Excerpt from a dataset

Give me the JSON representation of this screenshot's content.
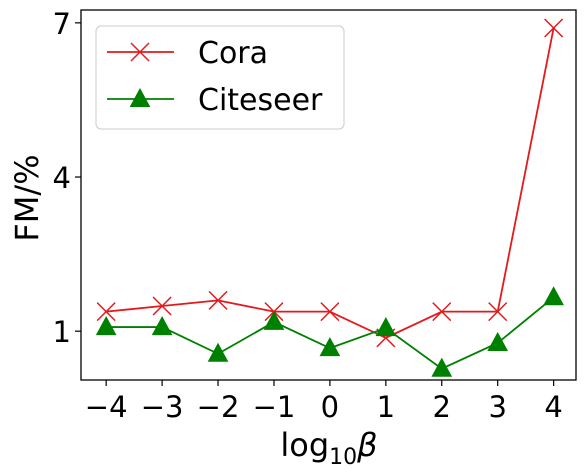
{
  "chart_data": {
    "type": "line",
    "x": [
      -4,
      -3,
      -2,
      -1,
      0,
      1,
      2,
      3,
      4
    ],
    "x_tick_labels": [
      "−4",
      "−3",
      "−2",
      "−1",
      "0",
      "1",
      "2",
      "3",
      "4"
    ],
    "y_ticks": [
      1,
      4,
      7
    ],
    "y_tick_labels": [
      "1",
      "4",
      "7"
    ],
    "xlabel": "log10β",
    "xlabel_parts": {
      "base": "log",
      "sub": "10",
      "greek": "β"
    },
    "ylabel": "FM/%",
    "xlim": [
      -4.45,
      4.4
    ],
    "ylim": [
      0.05,
      7.25
    ],
    "grid": false,
    "legend_position": "top-left",
    "series": [
      {
        "name": "Cora",
        "color": "#e31a1c",
        "marker": "x",
        "values": [
          1.38,
          1.49,
          1.6,
          1.38,
          1.38,
          0.87,
          1.38,
          1.38,
          6.9
        ]
      },
      {
        "name": "Citeseer",
        "color": "#008000",
        "marker": "triangle",
        "values": [
          1.08,
          1.08,
          0.56,
          1.18,
          0.67,
          1.06,
          0.27,
          0.77,
          1.66
        ]
      }
    ]
  }
}
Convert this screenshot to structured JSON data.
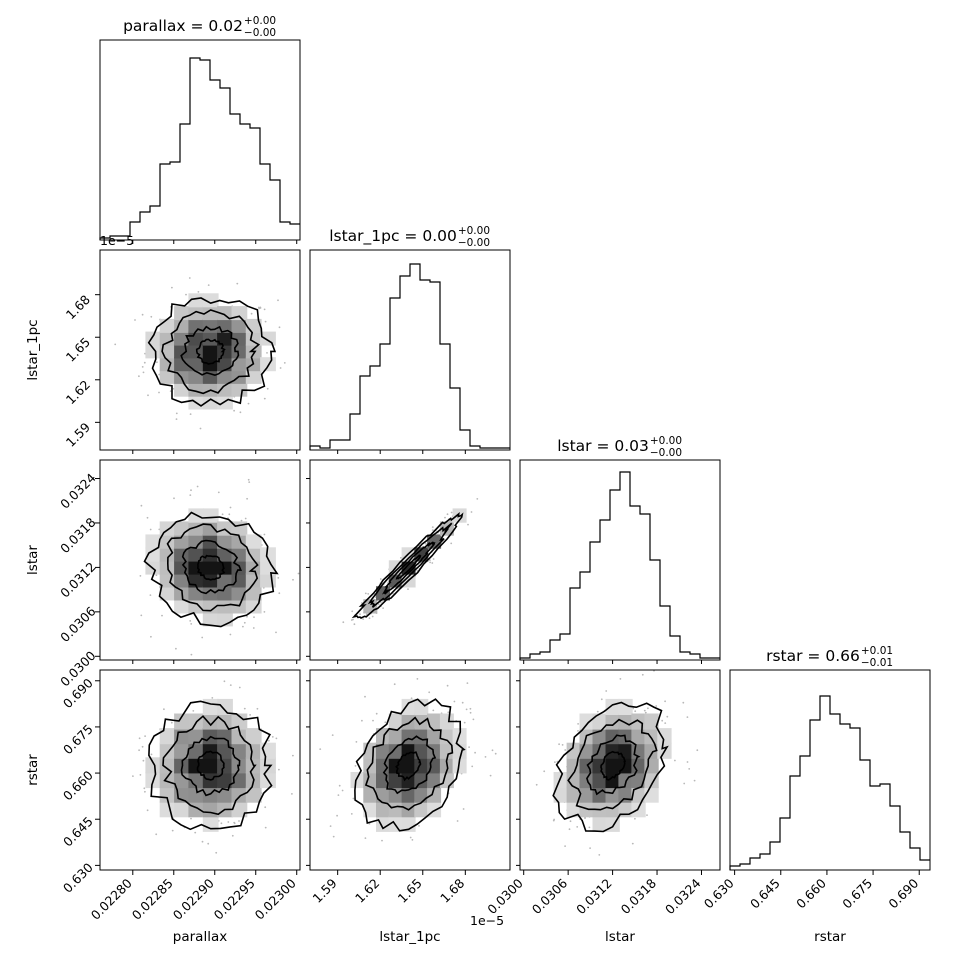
{
  "chart_data": {
    "type": "corner",
    "parameters": [
      {
        "name": "parallax",
        "range": [
          0.02276,
          0.023004
        ],
        "ticks": [
          0.0228,
          0.02285,
          0.0229,
          0.02295,
          0.023
        ],
        "tick_labels": [
          "0.02280",
          "0.02285",
          "0.02290",
          "0.02295",
          "0.02300"
        ],
        "offset_text": "",
        "title_main": "parallax = 0.02",
        "title_sup": "+0.00",
        "title_sub": "−0.00",
        "mean": 0.022895,
        "sd": 3.5e-05
      },
      {
        "name": "lstar_1pc",
        "range": [
          1.5705,
          1.7115
        ],
        "ticks": [
          1.59,
          1.62,
          1.65,
          1.68
        ],
        "tick_labels": [
          "1.59",
          "1.62",
          "1.65",
          "1.68"
        ],
        "offset_text": "1e−5",
        "title_main": "lstar_1pc = 0.00",
        "title_sup": "+0.00",
        "title_sub": "−0.00",
        "mean": 1.64,
        "sd": 0.018
      },
      {
        "name": "lstar",
        "range": [
          0.02995,
          0.03265
        ],
        "ticks": [
          0.03,
          0.0306,
          0.0312,
          0.0318,
          0.0324
        ],
        "tick_labels": [
          "0.0300",
          "0.0306",
          "0.0312",
          "0.0318",
          "0.0324"
        ],
        "offset_text": "",
        "title_main": "lstar = 0.03",
        "title_sup": "+0.00",
        "title_sub": "−0.00",
        "mean": 0.0312,
        "sd": 0.00035
      },
      {
        "name": "rstar",
        "range": [
          0.6285,
          0.6935
        ],
        "ticks": [
          0.63,
          0.645,
          0.66,
          0.675,
          0.69
        ],
        "tick_labels": [
          "0.630",
          "0.645",
          "0.660",
          "0.675",
          "0.690"
        ],
        "offset_text": "",
        "title_main": "rstar = 0.66",
        "title_sup": "+0.01",
        "title_sub": "−0.01",
        "mean": 0.6625,
        "sd": 0.0095
      }
    ],
    "histograms": [
      {
        "param": "parallax",
        "values": [
          0.01,
          0.02,
          0.02,
          0.09,
          0.14,
          0.17,
          0.38,
          0.39,
          0.58,
          0.91,
          0.9,
          0.8,
          0.76,
          0.63,
          0.58,
          0.56,
          0.38,
          0.3,
          0.09,
          0.08
        ]
      },
      {
        "param": "lstar_1pc",
        "values": [
          0.02,
          0.01,
          0.05,
          0.05,
          0.18,
          0.37,
          0.42,
          0.53,
          0.76,
          0.87,
          0.93,
          0.85,
          0.84,
          0.53,
          0.31,
          0.1,
          0.02,
          0.01,
          0.01,
          0.01
        ]
      },
      {
        "param": "lstar",
        "values": [
          0.01,
          0.03,
          0.04,
          0.1,
          0.13,
          0.36,
          0.44,
          0.59,
          0.7,
          0.85,
          0.94,
          0.77,
          0.73,
          0.5,
          0.27,
          0.12,
          0.04,
          0.03,
          0.01,
          0.01
        ]
      },
      {
        "param": "rstar",
        "values": [
          0.02,
          0.03,
          0.06,
          0.08,
          0.14,
          0.26,
          0.47,
          0.57,
          0.75,
          0.87,
          0.78,
          0.73,
          0.71,
          0.55,
          0.42,
          0.43,
          0.32,
          0.19,
          0.11,
          0.05
        ]
      }
    ],
    "contours": [
      {
        "x": "parallax",
        "y": "lstar_1pc",
        "correlation": 0.0
      },
      {
        "x": "parallax",
        "y": "lstar",
        "correlation": -0.1
      },
      {
        "x": "lstar_1pc",
        "y": "lstar",
        "correlation": 0.97
      },
      {
        "x": "parallax",
        "y": "rstar",
        "correlation": 0.0
      },
      {
        "x": "lstar_1pc",
        "y": "rstar",
        "correlation": 0.25
      },
      {
        "x": "lstar",
        "y": "rstar",
        "correlation": 0.3
      }
    ],
    "grid": false,
    "legend": "none"
  }
}
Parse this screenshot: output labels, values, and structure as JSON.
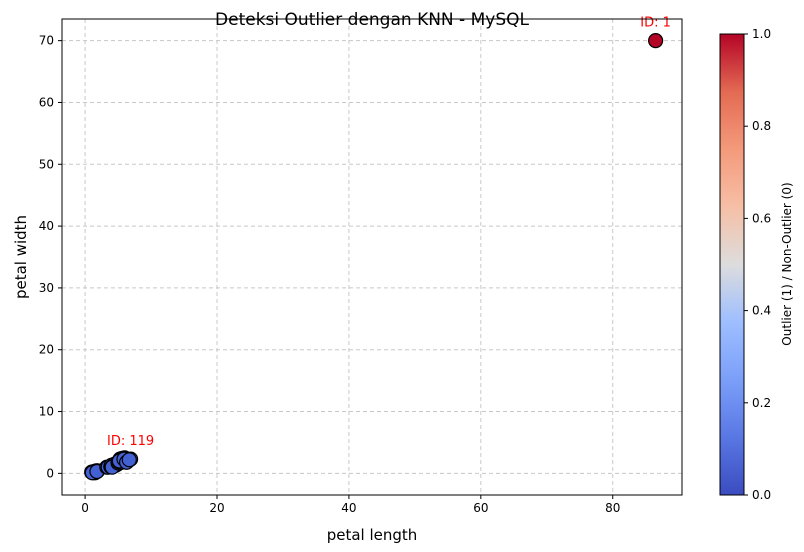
{
  "chart_data": {
    "type": "scatter",
    "title": "Deteksi Outlier dengan KNN - MySQL",
    "xlabel": "petal length",
    "ylabel": "petal width",
    "xlim": [
      -3.5,
      90.5
    ],
    "ylim": [
      -3.5,
      73.5
    ],
    "x_ticks": [
      0,
      20,
      40,
      60,
      80
    ],
    "y_ticks": [
      0,
      10,
      20,
      30,
      40,
      50,
      60,
      70
    ],
    "grid": true,
    "points": [
      {
        "x": 1.4,
        "y": 0.2,
        "outlier": 0
      },
      {
        "x": 1.3,
        "y": 0.2,
        "outlier": 0
      },
      {
        "x": 1.5,
        "y": 0.2,
        "outlier": 0
      },
      {
        "x": 1.4,
        "y": 0.3,
        "outlier": 0
      },
      {
        "x": 1.7,
        "y": 0.4,
        "outlier": 0
      },
      {
        "x": 1.5,
        "y": 0.1,
        "outlier": 0
      },
      {
        "x": 1.6,
        "y": 0.2,
        "outlier": 0
      },
      {
        "x": 1.2,
        "y": 0.2,
        "outlier": 0
      },
      {
        "x": 1.9,
        "y": 0.4,
        "outlier": 0
      },
      {
        "x": 1.0,
        "y": 0.2,
        "outlier": 0
      },
      {
        "x": 1.1,
        "y": 0.1,
        "outlier": 0
      },
      {
        "x": 1.8,
        "y": 0.3,
        "outlier": 0
      },
      {
        "x": 3.3,
        "y": 1.0,
        "outlier": 0
      },
      {
        "x": 3.5,
        "y": 1.0,
        "outlier": 0
      },
      {
        "x": 3.9,
        "y": 1.1,
        "outlier": 0
      },
      {
        "x": 4.0,
        "y": 1.3,
        "outlier": 0
      },
      {
        "x": 4.2,
        "y": 1.2,
        "outlier": 0
      },
      {
        "x": 4.4,
        "y": 1.4,
        "outlier": 0
      },
      {
        "x": 4.5,
        "y": 1.5,
        "outlier": 0
      },
      {
        "x": 4.7,
        "y": 1.4,
        "outlier": 0
      },
      {
        "x": 4.9,
        "y": 1.5,
        "outlier": 0
      },
      {
        "x": 4.6,
        "y": 1.3,
        "outlier": 0
      },
      {
        "x": 4.1,
        "y": 1.0,
        "outlier": 0
      },
      {
        "x": 5.0,
        "y": 1.7,
        "outlier": 0
      },
      {
        "x": 5.1,
        "y": 1.9,
        "outlier": 0
      },
      {
        "x": 5.3,
        "y": 2.3,
        "outlier": 0
      },
      {
        "x": 5.6,
        "y": 2.4,
        "outlier": 0
      },
      {
        "x": 5.8,
        "y": 2.2,
        "outlier": 0
      },
      {
        "x": 6.0,
        "y": 2.5,
        "outlier": 0
      },
      {
        "x": 6.1,
        "y": 2.3,
        "outlier": 0
      },
      {
        "x": 6.4,
        "y": 2.0,
        "outlier": 0
      },
      {
        "x": 6.6,
        "y": 2.1,
        "outlier": 0
      },
      {
        "x": 6.9,
        "y": 2.3,
        "outlier": 0
      },
      {
        "x": 5.5,
        "y": 1.8,
        "outlier": 0
      },
      {
        "x": 5.7,
        "y": 2.1,
        "outlier": 0
      },
      {
        "x": 5.4,
        "y": 2.1,
        "outlier": 0
      },
      {
        "x": 5.2,
        "y": 2.0,
        "outlier": 0
      },
      {
        "x": 5.9,
        "y": 2.3,
        "outlier": 0
      },
      {
        "x": 6.3,
        "y": 1.8,
        "outlier": 0
      },
      {
        "x": 6.7,
        "y": 2.2,
        "outlier": 0
      },
      {
        "x": 86.5,
        "y": 70.0,
        "outlier": 1
      }
    ],
    "annotations": [
      {
        "text": "ID: 1",
        "x": 86.5,
        "y": 70.0,
        "color": "#ff0000"
      },
      {
        "text": "ID: 119",
        "x": 6.9,
        "y": 2.3,
        "color": "#ff0000"
      }
    ],
    "colorbar": {
      "label": "Outlier (1) / Non-Outlier (0)",
      "colormap": "coolwarm",
      "range": [
        0.0,
        1.0
      ],
      "ticks": [
        "0.0",
        "0.2",
        "0.4",
        "0.6",
        "0.8",
        "1.0"
      ],
      "colors": {
        "low": "#3b4cc0",
        "mid": "#dddddd",
        "high": "#b40426"
      }
    },
    "colors": {
      "non_outlier": "#4461d4",
      "outlier": "#b40426",
      "marker_edge": "#000000",
      "grid": "#c8c8c8",
      "annotation": "#ff0000"
    }
  }
}
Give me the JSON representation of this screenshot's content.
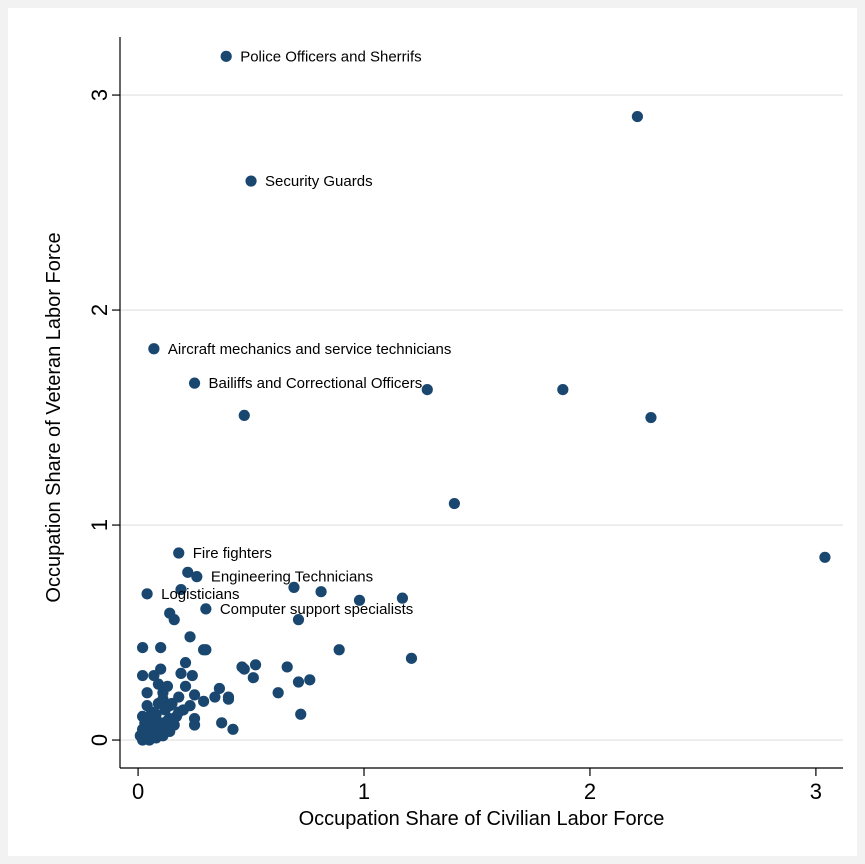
{
  "chart_data": {
    "type": "scatter",
    "title": "",
    "xlabel": "Occupation Share of Civilian Labor Force",
    "ylabel": "Occupation Share of Veteran Labor Force",
    "xlim": [
      -0.08,
      3.12
    ],
    "ylim": [
      -0.13,
      3.27
    ],
    "xticks": [
      0,
      1,
      2,
      3
    ],
    "yticks": [
      0,
      1,
      2,
      3
    ],
    "grid": "horizontal",
    "marker_color": "#1a476f",
    "labeled_points": [
      {
        "label": "Police Officers and Sherrifs",
        "x": 0.39,
        "y": 3.18
      },
      {
        "label": "Security Guards",
        "x": 0.5,
        "y": 2.6
      },
      {
        "label": "Aircraft mechanics and service technicians",
        "x": 0.07,
        "y": 1.82
      },
      {
        "label": "Bailiffs and Correctional Officers",
        "x": 0.25,
        "y": 1.66
      },
      {
        "label": "Fire fighters",
        "x": 0.18,
        "y": 0.87
      },
      {
        "label": "Engineering Technicians",
        "x": 0.26,
        "y": 0.76
      },
      {
        "label": "Logisticians",
        "x": 0.04,
        "y": 0.68
      },
      {
        "label": "Computer support specialists",
        "x": 0.3,
        "y": 0.61
      }
    ],
    "points": [
      {
        "x": 2.21,
        "y": 2.9
      },
      {
        "x": 0.47,
        "y": 1.51
      },
      {
        "x": 1.28,
        "y": 1.63
      },
      {
        "x": 1.88,
        "y": 1.63
      },
      {
        "x": 2.27,
        "y": 1.5
      },
      {
        "x": 1.4,
        "y": 1.1
      },
      {
        "x": 3.04,
        "y": 0.85
      },
      {
        "x": 0.22,
        "y": 0.78
      },
      {
        "x": 0.19,
        "y": 0.7
      },
      {
        "x": 0.69,
        "y": 0.71
      },
      {
        "x": 0.81,
        "y": 0.69
      },
      {
        "x": 0.98,
        "y": 0.65
      },
      {
        "x": 1.17,
        "y": 0.66
      },
      {
        "x": 0.71,
        "y": 0.56
      },
      {
        "x": 0.14,
        "y": 0.59
      },
      {
        "x": 0.16,
        "y": 0.56
      },
      {
        "x": 0.23,
        "y": 0.48
      },
      {
        "x": 0.02,
        "y": 0.43
      },
      {
        "x": 0.1,
        "y": 0.43
      },
      {
        "x": 0.29,
        "y": 0.42
      },
      {
        "x": 0.3,
        "y": 0.42
      },
      {
        "x": 0.89,
        "y": 0.42
      },
      {
        "x": 1.21,
        "y": 0.38
      },
      {
        "x": 0.21,
        "y": 0.36
      },
      {
        "x": 0.46,
        "y": 0.34
      },
      {
        "x": 0.47,
        "y": 0.33
      },
      {
        "x": 0.52,
        "y": 0.35
      },
      {
        "x": 0.66,
        "y": 0.34
      },
      {
        "x": 0.1,
        "y": 0.33
      },
      {
        "x": 0.19,
        "y": 0.31
      },
      {
        "x": 0.24,
        "y": 0.3
      },
      {
        "x": 0.02,
        "y": 0.3
      },
      {
        "x": 0.07,
        "y": 0.3
      },
      {
        "x": 0.51,
        "y": 0.29
      },
      {
        "x": 0.71,
        "y": 0.27
      },
      {
        "x": 0.76,
        "y": 0.28
      },
      {
        "x": 0.09,
        "y": 0.26
      },
      {
        "x": 0.13,
        "y": 0.25
      },
      {
        "x": 0.21,
        "y": 0.25
      },
      {
        "x": 0.36,
        "y": 0.24
      },
      {
        "x": 0.62,
        "y": 0.22
      },
      {
        "x": 0.04,
        "y": 0.22
      },
      {
        "x": 0.11,
        "y": 0.22
      },
      {
        "x": 0.25,
        "y": 0.21
      },
      {
        "x": 0.34,
        "y": 0.2
      },
      {
        "x": 0.4,
        "y": 0.2
      },
      {
        "x": 0.4,
        "y": 0.19
      },
      {
        "x": 0.29,
        "y": 0.18
      },
      {
        "x": 0.15,
        "y": 0.17
      },
      {
        "x": 0.23,
        "y": 0.16
      },
      {
        "x": 0.04,
        "y": 0.16
      },
      {
        "x": 0.12,
        "y": 0.14
      },
      {
        "x": 0.18,
        "y": 0.13
      },
      {
        "x": 0.72,
        "y": 0.12
      },
      {
        "x": 0.08,
        "y": 0.12
      },
      {
        "x": 0.02,
        "y": 0.11
      },
      {
        "x": 0.25,
        "y": 0.1
      },
      {
        "x": 0.14,
        "y": 0.1
      },
      {
        "x": 0.06,
        "y": 0.09
      },
      {
        "x": 0.37,
        "y": 0.08
      },
      {
        "x": 0.1,
        "y": 0.08
      },
      {
        "x": 0.03,
        "y": 0.08
      },
      {
        "x": 0.25,
        "y": 0.07
      },
      {
        "x": 0.16,
        "y": 0.07
      },
      {
        "x": 0.42,
        "y": 0.05
      },
      {
        "x": 0.07,
        "y": 0.06
      },
      {
        "x": 0.12,
        "y": 0.05
      },
      {
        "x": 0.02,
        "y": 0.05
      },
      {
        "x": 0.05,
        "y": 0.04
      },
      {
        "x": 0.09,
        "y": 0.04
      },
      {
        "x": 0.14,
        "y": 0.04
      },
      {
        "x": 0.03,
        "y": 0.03
      },
      {
        "x": 0.07,
        "y": 0.02
      },
      {
        "x": 0.11,
        "y": 0.02
      },
      {
        "x": 0.01,
        "y": 0.02
      },
      {
        "x": 0.04,
        "y": 0.01
      },
      {
        "x": 0.08,
        "y": 0.01
      },
      {
        "x": 0.02,
        "y": 0.0
      },
      {
        "x": 0.05,
        "y": 0.0
      },
      {
        "x": 0.13,
        "y": 0.09
      },
      {
        "x": 0.17,
        "y": 0.11
      },
      {
        "x": 0.2,
        "y": 0.14
      },
      {
        "x": 0.06,
        "y": 0.13
      },
      {
        "x": 0.09,
        "y": 0.17
      },
      {
        "x": 0.11,
        "y": 0.19
      },
      {
        "x": 0.18,
        "y": 0.2
      },
      {
        "x": 0.14,
        "y": 0.16
      }
    ]
  }
}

* STATED EXERCISE: Figure out how many lines above include the string "Occupation", then report that number and nothing else.

* EXERCISE OUTPUT: 2